═══ Entries ═══

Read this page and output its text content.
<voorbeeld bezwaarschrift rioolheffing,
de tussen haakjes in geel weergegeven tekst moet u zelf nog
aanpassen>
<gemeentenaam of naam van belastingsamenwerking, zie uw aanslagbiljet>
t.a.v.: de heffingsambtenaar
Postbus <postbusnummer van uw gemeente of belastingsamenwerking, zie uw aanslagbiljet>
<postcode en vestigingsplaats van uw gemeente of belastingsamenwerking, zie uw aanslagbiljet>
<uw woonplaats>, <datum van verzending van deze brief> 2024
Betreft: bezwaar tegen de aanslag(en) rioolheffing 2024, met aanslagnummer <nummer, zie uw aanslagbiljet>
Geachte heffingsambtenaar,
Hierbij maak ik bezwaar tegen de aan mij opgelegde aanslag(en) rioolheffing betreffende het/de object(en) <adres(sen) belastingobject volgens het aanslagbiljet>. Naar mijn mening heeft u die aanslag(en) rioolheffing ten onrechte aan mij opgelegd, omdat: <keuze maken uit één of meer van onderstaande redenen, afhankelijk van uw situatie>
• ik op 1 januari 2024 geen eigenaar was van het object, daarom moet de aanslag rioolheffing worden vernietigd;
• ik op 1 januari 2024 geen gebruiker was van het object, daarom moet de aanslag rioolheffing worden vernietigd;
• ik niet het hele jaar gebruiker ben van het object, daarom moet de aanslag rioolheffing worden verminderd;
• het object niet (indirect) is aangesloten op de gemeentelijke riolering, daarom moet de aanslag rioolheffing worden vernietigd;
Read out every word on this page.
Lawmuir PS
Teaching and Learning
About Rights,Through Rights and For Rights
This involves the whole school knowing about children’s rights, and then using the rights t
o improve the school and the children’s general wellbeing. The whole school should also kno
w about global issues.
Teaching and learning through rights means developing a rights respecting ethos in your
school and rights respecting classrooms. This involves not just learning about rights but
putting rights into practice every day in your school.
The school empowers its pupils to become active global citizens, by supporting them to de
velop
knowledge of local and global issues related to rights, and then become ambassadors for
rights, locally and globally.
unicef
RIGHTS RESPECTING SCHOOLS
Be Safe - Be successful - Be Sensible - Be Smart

═══

**What is asked**. Scan the listing above for the word "Read" and show each line where it is found.

**Written response**.
Read this page and output its text content.
Read out every word on this page.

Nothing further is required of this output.